§ **Problem to work on**
All of the data below must be repeated exactly.

§ **Data for processing**

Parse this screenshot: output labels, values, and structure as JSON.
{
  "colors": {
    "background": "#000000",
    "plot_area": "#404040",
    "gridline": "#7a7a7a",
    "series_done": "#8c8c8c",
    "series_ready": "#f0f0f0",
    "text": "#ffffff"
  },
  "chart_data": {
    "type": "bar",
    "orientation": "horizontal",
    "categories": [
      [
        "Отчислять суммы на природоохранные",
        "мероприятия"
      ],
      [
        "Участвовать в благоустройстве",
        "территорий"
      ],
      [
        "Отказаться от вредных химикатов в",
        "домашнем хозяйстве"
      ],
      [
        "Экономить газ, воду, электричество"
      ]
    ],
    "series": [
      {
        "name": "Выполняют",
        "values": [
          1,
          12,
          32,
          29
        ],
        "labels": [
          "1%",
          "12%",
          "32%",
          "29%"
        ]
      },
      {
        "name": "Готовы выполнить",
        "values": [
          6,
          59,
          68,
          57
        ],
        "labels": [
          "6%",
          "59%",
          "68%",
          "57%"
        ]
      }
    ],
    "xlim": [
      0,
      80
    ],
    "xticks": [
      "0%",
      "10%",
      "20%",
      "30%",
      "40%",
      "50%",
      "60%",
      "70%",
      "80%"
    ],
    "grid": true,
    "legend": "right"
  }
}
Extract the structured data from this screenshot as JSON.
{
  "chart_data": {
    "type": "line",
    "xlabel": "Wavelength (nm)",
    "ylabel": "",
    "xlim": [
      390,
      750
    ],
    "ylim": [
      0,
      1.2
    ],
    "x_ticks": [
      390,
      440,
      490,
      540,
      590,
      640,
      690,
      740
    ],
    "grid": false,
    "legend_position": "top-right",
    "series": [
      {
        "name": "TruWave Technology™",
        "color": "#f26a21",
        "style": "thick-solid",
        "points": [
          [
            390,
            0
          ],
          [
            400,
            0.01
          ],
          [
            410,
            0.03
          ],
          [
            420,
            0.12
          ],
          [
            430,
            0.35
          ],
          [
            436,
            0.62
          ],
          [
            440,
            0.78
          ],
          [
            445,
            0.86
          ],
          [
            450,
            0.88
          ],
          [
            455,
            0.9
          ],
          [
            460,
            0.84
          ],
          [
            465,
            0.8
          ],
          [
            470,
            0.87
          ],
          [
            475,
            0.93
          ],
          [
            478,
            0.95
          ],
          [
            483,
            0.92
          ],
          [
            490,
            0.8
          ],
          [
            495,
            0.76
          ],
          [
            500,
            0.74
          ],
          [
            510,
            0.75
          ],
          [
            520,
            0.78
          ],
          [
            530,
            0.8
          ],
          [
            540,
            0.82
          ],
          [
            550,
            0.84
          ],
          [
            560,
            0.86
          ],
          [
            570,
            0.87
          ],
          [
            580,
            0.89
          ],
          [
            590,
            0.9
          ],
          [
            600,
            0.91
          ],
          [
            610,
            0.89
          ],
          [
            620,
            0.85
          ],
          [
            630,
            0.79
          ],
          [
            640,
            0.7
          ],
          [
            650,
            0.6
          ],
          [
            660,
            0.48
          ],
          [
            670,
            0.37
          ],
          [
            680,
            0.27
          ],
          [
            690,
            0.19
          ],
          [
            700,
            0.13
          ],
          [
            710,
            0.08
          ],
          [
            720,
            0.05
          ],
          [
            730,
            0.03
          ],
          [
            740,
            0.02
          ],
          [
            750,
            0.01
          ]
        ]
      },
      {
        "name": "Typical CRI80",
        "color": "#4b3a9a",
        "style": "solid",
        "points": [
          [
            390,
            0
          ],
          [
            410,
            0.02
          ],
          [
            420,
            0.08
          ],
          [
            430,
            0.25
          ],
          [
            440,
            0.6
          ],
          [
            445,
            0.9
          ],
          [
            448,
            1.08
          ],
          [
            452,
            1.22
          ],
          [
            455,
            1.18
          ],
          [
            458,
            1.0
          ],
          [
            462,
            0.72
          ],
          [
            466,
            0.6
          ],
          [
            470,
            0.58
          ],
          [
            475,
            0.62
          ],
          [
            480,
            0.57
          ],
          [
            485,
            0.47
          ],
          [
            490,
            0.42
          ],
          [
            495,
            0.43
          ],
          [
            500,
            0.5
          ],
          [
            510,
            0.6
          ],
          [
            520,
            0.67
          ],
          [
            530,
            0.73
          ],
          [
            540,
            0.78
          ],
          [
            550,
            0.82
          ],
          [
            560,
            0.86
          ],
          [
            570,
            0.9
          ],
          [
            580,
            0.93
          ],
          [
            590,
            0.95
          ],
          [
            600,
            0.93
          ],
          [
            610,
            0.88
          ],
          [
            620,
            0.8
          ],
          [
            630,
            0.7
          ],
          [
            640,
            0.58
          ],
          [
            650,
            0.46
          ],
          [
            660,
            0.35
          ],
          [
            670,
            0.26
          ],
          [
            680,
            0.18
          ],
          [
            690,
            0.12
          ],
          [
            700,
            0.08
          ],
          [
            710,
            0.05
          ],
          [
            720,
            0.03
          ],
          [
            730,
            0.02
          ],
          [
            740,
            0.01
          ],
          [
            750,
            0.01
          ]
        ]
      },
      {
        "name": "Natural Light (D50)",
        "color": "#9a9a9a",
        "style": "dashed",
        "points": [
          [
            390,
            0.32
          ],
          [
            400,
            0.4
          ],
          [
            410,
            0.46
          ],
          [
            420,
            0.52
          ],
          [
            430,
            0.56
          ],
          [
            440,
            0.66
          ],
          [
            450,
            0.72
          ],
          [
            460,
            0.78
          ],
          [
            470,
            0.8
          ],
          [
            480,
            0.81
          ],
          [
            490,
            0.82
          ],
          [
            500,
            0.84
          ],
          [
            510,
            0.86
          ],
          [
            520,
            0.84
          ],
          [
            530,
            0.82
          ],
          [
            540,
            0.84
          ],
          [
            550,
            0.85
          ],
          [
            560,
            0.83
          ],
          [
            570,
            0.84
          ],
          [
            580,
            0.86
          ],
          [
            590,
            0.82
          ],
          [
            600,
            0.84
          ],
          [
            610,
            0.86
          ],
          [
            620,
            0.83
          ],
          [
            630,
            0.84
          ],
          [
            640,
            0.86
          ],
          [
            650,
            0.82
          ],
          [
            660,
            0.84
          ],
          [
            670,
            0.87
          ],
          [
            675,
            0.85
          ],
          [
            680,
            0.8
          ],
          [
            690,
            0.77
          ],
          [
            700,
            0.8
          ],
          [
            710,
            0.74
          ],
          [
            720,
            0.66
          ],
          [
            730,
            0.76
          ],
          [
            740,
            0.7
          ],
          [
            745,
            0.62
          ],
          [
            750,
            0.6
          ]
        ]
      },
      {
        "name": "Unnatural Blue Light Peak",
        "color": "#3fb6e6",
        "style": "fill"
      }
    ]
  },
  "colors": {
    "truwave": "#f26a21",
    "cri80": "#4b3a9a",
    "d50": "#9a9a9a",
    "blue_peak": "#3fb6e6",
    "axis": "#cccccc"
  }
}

§ **Response to the task**
Parse this screenshot: output labels, values, and structure as JSON.
{
  "colors": {
    "background": "#000000",
    "plot_area": "#404040",
    "gridline": "#7a7a7a",
    "series_done": "#8c8c8c",
    "series_ready": "#f0f0f0",
    "text": "#ffffff"
  },
  "chart_data": {
    "type": "bar",
    "orientation": "horizontal",
    "categories": [
      [
        "Отчислять суммы на природоохранные",
        "мероприятия"
      ],
      [
        "Участвовать в благоустройстве",
        "территорий"
      ],
      [
        "Отказаться от вредных химикатов в",
        "домашнем хозяйстве"
      ],
      [
        "Экономить газ, воду, электричество"
      ]
    ],
    "series": [
      {
        "name": "Выполняют",
        "values": [
          1,
          12,
          32,
          29
        ],
        "labels": [
          "1%",
          "12%",
          "32%",
          "29%"
        ]
      },
      {
        "name": "Готовы выполнить",
        "values": [
          6,
          59,
          68,
          57
        ],
        "labels": [
          "6%",
          "59%",
          "68%",
          "57%"
        ]
      }
    ],
    "xlim": [
      0,
      80
    ],
    "xticks": [
      "0%",
      "10%",
      "20%",
      "30%",
      "40%",
      "50%",
      "60%",
      "70%",
      "80%"
    ],
    "grid": true,
    "legend": "right"
  }
}
Extract the structured data from this screenshot as JSON.
{
  "chart_data": {
    "type": "line",
    "xlabel": "Wavelength (nm)",
    "ylabel": "",
    "xlim": [
      390,
      750
    ],
    "ylim": [
      0,
      1.2
    ],
    "x_ticks": [
      390,
      440,
      490,
      540,
      590,
      640,
      690,
      740
    ],
    "grid": false,
    "legend_position": "top-right",
    "series": [
      {
        "name": "TruWave Technology™",
        "color": "#f26a21",
        "style": "thick-solid",
        "points": [
          [
            390,
            0
          ],
          [
            400,
            0.01
          ],
          [
            410,
            0.03
          ],
          [
            420,
            0.12
          ],
          [
            430,
            0.35
          ],
          [
            436,
            0.62
          ],
          [
            440,
            0.78
          ],
          [
            445,
            0.86
          ],
          [
            450,
            0.88
          ],
          [
            455,
            0.9
          ],
          [
            460,
            0.84
          ],
          [
            465,
            0.8
          ],
          [
            470,
            0.87
          ],
          [
            475,
            0.93
          ],
          [
            478,
            0.95
          ],
          [
            483,
            0.92
          ],
          [
            490,
            0.8
          ],
          [
            495,
            0.76
          ],
          [
            500,
            0.74
          ],
          [
            510,
            0.75
          ],
          [
            520,
            0.78
          ],
          [
            530,
            0.8
          ],
          [
            540,
            0.82
          ],
          [
            550,
            0.84
          ],
          [
            560,
            0.86
          ],
          [
            570,
            0.87
          ],
          [
            580,
            0.89
          ],
          [
            590,
            0.9
          ],
          [
            600,
            0.91
          ],
          [
            610,
            0.89
          ],
          [
            620,
            0.85
          ],
          [
            630,
            0.79
          ],
          [
            640,
            0.7
          ],
          [
            650,
            0.6
          ],
          [
            660,
            0.48
          ],
          [
            670,
            0.37
          ],
          [
            680,
            0.27
          ],
          [
            690,
            0.19
          ],
          [
            700,
            0.13
          ],
          [
            710,
            0.08
          ],
          [
            720,
            0.05
          ],
          [
            730,
            0.03
          ],
          [
            740,
            0.02
          ],
          [
            750,
            0.01
          ]
        ]
      },
      {
        "name": "Typical CRI80",
        "color": "#4b3a9a",
        "style": "solid",
        "points": [
          [
            390,
            0
          ],
          [
            410,
            0.02
          ],
          [
            420,
            0.08
          ],
          [
            430,
            0.25
          ],
          [
            440,
            0.6
          ],
          [
            445,
            0.9
          ],
          [
            448,
            1.08
          ],
          [
            452,
            1.22
          ],
          [
            455,
            1.18
          ],
          [
            458,
            1.0
          ],
          [
            462,
            0.72
          ],
          [
            466,
            0.6
          ],
          [
            470,
            0.58
          ],
          [
            475,
            0.62
          ],
          [
            480,
            0.57
          ],
          [
            485,
            0.47
          ],
          [
            490,
            0.42
          ],
          [
            495,
            0.43
          ],
          [
            500,
            0.5
          ],
          [
            510,
            0.6
          ],
          [
            520,
            0.67
          ],
          [
            530,
            0.73
          ],
          [
            540,
            0.78
          ],
          [
            550,
            0.82
          ],
          [
            560,
            0.86
          ],
          [
            570,
            0.9
          ],
          [
            580,
            0.93
          ],
          [
            590,
            0.95
          ],
          [
            600,
            0.93
          ],
          [
            610,
            0.88
          ],
          [
            620,
            0.8
          ],
          [
            630,
            0.7
          ],
          [
            640,
            0.58
          ],
          [
            650,
            0.46
          ],
          [
            660,
            0.35
          ],
          [
            670,
            0.26
          ],
          [
            680,
            0.18
          ],
          [
            690,
            0.12
          ],
          [
            700,
            0.08
          ],
          [
            710,
            0.05
          ],
          [
            720,
            0.03
          ],
          [
            730,
            0.02
          ],
          [
            740,
            0.01
          ],
          [
            750,
            0.01
          ]
        ]
      },
      {
        "name": "Natural Light (D50)",
        "color": "#9a9a9a",
        "style": "dashed",
        "points": [
          [
            390,
            0.32
          ],
          [
            400,
            0.4
          ],
          [
            410,
            0.46
          ],
          [
            420,
            0.52
          ],
          [
            430,
            0.56
          ],
          [
            440,
            0.66
          ],
          [
            450,
            0.72
          ],
          [
            460,
            0.78
          ],
          [
            470,
            0.8
          ],
          [
            480,
            0.81
          ],
          [
            490,
            0.82
          ],
          [
            500,
            0.84
          ],
          [
            510,
            0.86
          ],
          [
            520,
            0.84
          ],
          [
            530,
            0.82
          ],
          [
            540,
            0.84
          ],
          [
            550,
            0.85
          ],
          [
            560,
            0.83
          ],
          [
            570,
            0.84
          ],
          [
            580,
            0.86
          ],
          [
            590,
            0.82
          ],
          [
            600,
            0.84
          ],
          [
            610,
            0.86
          ],
          [
            620,
            0.83
          ],
          [
            630,
            0.84
          ],
          [
            640,
            0.86
          ],
          [
            650,
            0.82
          ],
          [
            660,
            0.84
          ],
          [
            670,
            0.87
          ],
          [
            675,
            0.85
          ],
          [
            680,
            0.8
          ],
          [
            690,
            0.77
          ],
          [
            700,
            0.8
          ],
          [
            710,
            0.74
          ],
          [
            720,
            0.66
          ],
          [
            730,
            0.76
          ],
          [
            740,
            0.7
          ],
          [
            745,
            0.62
          ],
          [
            750,
            0.6
          ]
        ]
      },
      {
        "name": "Unnatural Blue Light Peak",
        "color": "#3fb6e6",
        "style": "fill"
      }
    ]
  },
  "colors": {
    "truwave": "#f26a21",
    "cri80": "#4b3a9a",
    "d50": "#9a9a9a",
    "blue_peak": "#3fb6e6",
    "axis": "#cccccc"
  }
}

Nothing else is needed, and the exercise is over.